» Short exercise:
According to the text on Babylonian astrology, which planet did the city-god Marduk become?

[start Document]

Babylonian Astrology: The Seven Wandering Stars

Babylonian Astrology: The Seven Wandering Stars

Babylonian astrology became a second celestial religion; but it was quite unlike the first, that of ancient China. In China the stars became gods; in Babylon the gods became stars. To the Chinese the mysteries of the cosmos were so sublime that they degraded their traditional popular divinities to demons and created a cult of the stars without priests, myths, or dogmas.

The Babylonians, on the other hand, placed their native divinities one after another in the heavens, and transferred the mythic traits of these divinities to the stars. Here was an amazing evolution: for the first and only time a civilized religion rendered the divine beings visible and calculable by identifying them with the seven wandering stars.

The cuneiform script itself expressed that impulse, for its sign of divinity was a star. An age-old Babylonian legend related that the lord of the Earth, Bel, appointed the three gods Shamash, Sin, and Ishtar guardians of the firmament, which they thereafter patrolled as the Sun, the Moon, and Venus. When four more wandering stars were found in the firmament, the Babylonians made bold to repeat the act of Bel.

Babylonian Astrology: The Seven Wandering Stars

The city-god of Babylon, Marduk, became the planet Jupiter; the god of death, Nergal, became the planet Mars; the god of war, Ninurta, became Saturn; and the god of knowledge, Nabu, became Mercury. Mars was called Star of Judgment upon the De ad. The Tower of Babel, which was simultaneously a sanctuary and observatory, was called tersely the Temple of the Seven Transmitters of Commands from Heaven to Earth.

Thus in Babylon divine worship became equivalent to astronomy, astronomy equivalent to searching out the will of the gods. In observing the movements of the planets and their relationships to one another, the priest was performing the highest rite of his religion. That fact accounted for the enormous power of the priestly class. They did not pray to invisible beings; they associated with them face to face, so to speak.

Out of this belief sprang the extraordinarily frank reports of the astronomer-priests to the king, and the king’s meek queries as to whether he might end his fast. Moreover, these priests prophesied with a sense of absolute certainty-for they did not read the future from deceptive signs; they read it in the eyes of the gods themselves.

The light rays sent forth from the planets were magical glances by which the gods guided activities on Earth. Their influence was predetermined beyond the possibility of doubt by the special traits of the particular god. The system of interpreting the stars no longer depended upon observation and empirical rules amassed in the course of centuries; interpretation flowed simply and directly from the very names of the planets. Each planet’s name carried with it the entire body of legend which the old religion had attached to the god…

The transposition of divine characteristics to the wandering planets is the essence of astrology. That is why the position of the planets was held to influence the destiny of individuals. If a child were born while the Moon was rising, his life would be resplendent, long, and happy. if a child were born while Mars was rising, he would be sickly and soon die. if two planets wielded their influence simultaneously, the rising planet operated with greater force. Thus, if Jupiter were rising and Venus setting at birth, a man would have luck in later life, but would abandon his wife. If Venus were rising and Jupiter setting, the man would be ruled by his wife.

[end Document]
[start Record list]

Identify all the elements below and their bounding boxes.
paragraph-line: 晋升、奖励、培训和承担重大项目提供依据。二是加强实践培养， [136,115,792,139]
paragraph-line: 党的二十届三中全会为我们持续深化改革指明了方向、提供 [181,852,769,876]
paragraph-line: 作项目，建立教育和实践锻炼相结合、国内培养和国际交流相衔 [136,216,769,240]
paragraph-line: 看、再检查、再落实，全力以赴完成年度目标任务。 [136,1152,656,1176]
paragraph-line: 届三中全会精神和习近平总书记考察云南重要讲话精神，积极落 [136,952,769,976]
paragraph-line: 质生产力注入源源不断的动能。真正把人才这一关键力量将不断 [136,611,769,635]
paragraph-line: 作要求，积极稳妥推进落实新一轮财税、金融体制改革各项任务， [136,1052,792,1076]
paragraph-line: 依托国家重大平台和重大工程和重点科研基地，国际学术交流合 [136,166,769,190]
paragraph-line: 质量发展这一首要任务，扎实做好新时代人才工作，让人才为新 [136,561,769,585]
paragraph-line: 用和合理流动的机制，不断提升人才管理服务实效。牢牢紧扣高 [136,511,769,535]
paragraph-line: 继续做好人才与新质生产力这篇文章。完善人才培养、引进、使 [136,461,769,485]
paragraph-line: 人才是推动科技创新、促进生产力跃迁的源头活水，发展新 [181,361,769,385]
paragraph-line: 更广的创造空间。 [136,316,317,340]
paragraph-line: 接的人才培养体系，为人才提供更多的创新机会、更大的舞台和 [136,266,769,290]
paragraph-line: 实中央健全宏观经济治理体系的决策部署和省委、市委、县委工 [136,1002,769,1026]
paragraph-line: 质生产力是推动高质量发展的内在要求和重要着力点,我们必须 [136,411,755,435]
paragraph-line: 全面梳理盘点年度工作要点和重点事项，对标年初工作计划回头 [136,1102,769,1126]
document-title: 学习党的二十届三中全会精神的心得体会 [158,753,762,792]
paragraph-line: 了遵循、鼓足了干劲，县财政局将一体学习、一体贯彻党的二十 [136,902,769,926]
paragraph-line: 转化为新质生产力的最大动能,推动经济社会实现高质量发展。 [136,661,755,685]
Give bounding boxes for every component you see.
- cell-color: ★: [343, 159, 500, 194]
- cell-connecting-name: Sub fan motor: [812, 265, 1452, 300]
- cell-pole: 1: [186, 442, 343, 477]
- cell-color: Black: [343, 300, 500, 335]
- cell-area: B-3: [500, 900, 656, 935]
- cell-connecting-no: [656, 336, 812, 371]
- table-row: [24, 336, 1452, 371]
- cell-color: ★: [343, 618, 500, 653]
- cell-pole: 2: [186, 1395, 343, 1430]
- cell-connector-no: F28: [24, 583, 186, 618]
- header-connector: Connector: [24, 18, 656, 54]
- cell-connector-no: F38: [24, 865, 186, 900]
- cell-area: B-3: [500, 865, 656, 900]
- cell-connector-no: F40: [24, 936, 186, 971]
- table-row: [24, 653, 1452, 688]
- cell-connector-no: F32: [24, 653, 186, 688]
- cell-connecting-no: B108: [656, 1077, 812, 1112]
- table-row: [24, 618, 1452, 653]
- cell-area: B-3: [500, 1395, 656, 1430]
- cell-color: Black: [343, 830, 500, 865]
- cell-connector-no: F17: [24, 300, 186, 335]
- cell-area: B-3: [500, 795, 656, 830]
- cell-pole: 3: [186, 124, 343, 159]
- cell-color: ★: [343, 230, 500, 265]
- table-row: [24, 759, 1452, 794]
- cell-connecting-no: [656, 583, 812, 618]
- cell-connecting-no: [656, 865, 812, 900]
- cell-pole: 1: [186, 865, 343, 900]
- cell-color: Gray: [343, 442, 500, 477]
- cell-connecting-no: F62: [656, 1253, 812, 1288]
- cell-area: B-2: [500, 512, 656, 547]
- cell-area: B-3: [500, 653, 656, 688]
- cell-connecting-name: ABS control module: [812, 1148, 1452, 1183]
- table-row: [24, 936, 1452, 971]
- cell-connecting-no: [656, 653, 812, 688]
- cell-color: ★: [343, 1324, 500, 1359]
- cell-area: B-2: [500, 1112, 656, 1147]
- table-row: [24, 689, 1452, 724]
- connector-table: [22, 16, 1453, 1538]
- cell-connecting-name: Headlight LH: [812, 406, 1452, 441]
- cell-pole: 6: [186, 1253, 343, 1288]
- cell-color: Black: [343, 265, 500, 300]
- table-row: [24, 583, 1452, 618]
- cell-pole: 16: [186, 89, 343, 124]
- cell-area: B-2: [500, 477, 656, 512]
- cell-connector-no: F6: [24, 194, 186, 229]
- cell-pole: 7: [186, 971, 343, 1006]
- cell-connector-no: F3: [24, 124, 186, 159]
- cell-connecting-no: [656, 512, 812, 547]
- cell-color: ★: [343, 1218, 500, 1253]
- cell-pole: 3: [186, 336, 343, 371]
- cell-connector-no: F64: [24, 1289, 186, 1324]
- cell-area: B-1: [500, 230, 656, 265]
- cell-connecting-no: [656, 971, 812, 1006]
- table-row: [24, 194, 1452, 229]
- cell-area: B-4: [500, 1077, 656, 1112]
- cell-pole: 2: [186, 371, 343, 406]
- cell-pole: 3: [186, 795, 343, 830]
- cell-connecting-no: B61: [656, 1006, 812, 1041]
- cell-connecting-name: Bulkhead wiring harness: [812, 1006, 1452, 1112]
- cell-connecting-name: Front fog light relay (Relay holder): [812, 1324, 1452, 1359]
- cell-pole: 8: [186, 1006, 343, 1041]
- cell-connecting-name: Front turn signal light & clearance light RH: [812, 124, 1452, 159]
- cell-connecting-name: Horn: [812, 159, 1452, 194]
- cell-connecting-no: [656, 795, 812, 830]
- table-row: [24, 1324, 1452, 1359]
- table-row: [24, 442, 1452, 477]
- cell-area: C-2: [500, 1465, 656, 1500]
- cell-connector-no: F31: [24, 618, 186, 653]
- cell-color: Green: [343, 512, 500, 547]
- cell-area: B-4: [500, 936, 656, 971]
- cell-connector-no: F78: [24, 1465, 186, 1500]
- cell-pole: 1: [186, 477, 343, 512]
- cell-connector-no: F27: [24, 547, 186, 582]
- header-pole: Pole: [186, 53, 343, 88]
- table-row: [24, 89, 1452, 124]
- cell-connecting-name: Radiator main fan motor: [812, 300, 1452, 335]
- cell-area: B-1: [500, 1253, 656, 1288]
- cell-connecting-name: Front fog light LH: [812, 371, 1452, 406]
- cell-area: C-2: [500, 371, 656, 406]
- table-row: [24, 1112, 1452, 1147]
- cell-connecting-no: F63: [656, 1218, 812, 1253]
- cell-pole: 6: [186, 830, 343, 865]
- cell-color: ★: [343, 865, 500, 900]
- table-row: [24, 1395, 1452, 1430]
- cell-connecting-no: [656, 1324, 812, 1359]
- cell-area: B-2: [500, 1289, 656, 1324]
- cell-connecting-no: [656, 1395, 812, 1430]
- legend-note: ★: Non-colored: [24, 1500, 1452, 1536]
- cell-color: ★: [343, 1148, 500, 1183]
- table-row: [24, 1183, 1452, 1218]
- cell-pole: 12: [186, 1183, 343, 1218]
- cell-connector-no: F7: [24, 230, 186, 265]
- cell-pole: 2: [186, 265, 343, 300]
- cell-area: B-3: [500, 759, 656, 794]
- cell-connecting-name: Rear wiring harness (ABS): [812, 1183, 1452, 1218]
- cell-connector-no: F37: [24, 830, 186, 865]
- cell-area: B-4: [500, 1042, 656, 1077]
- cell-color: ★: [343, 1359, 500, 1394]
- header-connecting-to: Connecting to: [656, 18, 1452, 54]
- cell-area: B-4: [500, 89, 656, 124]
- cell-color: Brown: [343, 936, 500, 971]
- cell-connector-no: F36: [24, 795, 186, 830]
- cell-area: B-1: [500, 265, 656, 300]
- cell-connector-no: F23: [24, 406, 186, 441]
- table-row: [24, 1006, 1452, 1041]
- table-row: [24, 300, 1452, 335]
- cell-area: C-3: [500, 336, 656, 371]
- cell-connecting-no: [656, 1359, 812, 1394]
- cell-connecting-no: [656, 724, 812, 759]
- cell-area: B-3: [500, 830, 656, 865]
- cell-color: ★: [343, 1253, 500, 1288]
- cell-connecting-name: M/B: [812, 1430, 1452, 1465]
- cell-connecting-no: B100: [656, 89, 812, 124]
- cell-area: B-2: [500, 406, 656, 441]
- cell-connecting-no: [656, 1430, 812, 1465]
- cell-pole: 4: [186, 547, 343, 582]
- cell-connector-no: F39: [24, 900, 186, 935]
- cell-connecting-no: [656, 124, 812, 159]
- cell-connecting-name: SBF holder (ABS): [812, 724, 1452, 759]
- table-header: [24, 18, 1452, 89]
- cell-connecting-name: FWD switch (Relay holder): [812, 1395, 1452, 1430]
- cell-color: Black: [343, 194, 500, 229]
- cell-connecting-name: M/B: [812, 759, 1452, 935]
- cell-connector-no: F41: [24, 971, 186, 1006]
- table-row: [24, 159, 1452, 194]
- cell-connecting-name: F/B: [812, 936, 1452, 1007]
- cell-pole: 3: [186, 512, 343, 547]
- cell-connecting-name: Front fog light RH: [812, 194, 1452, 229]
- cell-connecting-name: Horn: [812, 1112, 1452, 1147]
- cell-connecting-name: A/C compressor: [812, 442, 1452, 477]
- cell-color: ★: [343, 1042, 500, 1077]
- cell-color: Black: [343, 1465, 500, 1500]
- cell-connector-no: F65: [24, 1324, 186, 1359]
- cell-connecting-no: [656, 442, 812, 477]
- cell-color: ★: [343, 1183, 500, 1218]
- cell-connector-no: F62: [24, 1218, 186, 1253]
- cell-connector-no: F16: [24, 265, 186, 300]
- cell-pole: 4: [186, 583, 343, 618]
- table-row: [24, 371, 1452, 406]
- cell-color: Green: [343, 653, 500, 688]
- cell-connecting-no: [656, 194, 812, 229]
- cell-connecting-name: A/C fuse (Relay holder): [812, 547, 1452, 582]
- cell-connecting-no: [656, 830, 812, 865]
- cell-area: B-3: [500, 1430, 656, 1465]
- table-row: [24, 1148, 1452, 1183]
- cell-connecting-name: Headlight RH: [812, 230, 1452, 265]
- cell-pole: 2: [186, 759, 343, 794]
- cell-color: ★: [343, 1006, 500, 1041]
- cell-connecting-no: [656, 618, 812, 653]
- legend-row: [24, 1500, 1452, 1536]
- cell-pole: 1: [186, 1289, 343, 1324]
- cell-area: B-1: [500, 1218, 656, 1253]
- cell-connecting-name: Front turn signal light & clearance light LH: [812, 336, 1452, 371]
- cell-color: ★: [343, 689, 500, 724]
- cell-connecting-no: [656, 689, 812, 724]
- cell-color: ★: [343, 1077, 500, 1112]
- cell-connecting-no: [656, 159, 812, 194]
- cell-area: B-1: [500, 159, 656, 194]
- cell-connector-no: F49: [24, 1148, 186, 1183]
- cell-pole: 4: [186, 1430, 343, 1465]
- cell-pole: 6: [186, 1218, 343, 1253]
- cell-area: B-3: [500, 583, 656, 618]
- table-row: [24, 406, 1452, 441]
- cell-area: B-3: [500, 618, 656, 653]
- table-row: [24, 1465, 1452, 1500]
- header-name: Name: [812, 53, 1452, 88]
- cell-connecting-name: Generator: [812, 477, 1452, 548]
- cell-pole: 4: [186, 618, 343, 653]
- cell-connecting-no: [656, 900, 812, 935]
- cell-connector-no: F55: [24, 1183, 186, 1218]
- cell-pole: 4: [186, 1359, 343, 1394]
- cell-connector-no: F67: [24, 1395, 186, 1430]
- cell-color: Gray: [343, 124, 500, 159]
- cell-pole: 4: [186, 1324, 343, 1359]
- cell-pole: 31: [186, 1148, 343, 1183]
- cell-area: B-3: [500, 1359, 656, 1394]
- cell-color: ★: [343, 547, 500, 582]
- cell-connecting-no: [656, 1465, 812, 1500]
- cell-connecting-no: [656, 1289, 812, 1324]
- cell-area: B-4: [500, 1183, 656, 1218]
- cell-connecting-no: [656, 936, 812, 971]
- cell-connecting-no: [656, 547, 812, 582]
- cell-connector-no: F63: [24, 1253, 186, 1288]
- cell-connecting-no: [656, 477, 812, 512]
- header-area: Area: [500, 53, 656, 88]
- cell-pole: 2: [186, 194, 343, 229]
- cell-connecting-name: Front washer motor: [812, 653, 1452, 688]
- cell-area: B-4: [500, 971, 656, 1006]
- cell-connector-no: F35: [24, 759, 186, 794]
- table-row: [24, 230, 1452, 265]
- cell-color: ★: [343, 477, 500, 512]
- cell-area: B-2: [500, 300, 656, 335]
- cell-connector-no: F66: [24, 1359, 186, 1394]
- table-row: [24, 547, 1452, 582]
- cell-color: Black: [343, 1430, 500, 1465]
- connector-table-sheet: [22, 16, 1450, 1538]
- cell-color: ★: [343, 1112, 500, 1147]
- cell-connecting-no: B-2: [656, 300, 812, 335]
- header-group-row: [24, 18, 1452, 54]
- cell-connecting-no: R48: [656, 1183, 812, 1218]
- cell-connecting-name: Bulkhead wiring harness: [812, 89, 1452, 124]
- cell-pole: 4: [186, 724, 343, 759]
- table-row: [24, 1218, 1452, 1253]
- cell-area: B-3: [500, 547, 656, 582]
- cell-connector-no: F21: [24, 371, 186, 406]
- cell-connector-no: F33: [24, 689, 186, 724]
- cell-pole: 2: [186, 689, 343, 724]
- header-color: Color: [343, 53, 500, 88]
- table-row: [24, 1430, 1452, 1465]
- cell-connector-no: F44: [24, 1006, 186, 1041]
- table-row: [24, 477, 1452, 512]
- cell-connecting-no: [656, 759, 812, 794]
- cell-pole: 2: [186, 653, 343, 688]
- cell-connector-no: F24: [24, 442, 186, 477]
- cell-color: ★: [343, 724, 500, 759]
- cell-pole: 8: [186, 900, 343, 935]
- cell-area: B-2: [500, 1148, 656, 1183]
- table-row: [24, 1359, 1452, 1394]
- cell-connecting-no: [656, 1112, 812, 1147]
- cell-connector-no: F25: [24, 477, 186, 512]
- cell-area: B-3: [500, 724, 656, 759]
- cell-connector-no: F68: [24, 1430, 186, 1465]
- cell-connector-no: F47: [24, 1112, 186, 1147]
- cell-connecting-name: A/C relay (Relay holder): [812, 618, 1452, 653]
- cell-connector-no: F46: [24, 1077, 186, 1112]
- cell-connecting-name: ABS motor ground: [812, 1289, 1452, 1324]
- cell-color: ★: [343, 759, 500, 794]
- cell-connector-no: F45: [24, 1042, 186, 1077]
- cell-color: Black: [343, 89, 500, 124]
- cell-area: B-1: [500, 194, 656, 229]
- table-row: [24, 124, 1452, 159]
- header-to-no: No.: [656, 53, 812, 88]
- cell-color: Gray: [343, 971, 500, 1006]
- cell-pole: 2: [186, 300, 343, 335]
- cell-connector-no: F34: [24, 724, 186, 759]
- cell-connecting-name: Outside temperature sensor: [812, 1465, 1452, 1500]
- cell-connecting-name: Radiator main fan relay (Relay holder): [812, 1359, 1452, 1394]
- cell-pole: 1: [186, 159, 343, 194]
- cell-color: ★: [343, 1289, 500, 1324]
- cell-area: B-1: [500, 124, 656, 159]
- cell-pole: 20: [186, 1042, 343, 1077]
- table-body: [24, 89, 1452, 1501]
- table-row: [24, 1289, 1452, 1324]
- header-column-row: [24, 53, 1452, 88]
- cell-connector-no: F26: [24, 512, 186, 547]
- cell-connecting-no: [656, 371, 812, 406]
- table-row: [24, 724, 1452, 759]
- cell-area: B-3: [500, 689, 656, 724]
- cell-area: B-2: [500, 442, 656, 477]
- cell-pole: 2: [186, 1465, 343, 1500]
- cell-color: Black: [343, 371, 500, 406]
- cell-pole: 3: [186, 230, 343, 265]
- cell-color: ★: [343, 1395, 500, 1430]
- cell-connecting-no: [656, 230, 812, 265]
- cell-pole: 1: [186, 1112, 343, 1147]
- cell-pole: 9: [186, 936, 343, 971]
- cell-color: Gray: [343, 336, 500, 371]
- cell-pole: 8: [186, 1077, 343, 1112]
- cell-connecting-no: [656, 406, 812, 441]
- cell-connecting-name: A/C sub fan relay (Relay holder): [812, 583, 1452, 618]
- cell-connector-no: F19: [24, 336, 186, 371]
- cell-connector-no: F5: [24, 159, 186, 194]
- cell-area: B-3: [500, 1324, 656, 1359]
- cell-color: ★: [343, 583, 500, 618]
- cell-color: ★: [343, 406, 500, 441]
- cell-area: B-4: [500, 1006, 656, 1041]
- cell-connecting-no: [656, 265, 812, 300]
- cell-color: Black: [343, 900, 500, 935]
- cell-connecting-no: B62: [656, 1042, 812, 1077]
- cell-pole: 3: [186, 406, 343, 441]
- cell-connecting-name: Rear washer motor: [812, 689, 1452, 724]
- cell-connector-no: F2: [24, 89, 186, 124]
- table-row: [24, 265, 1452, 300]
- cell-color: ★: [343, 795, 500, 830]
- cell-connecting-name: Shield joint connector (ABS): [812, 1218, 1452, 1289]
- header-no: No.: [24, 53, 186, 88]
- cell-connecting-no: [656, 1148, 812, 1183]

[end Record list]

» Task solution:
Jupiter.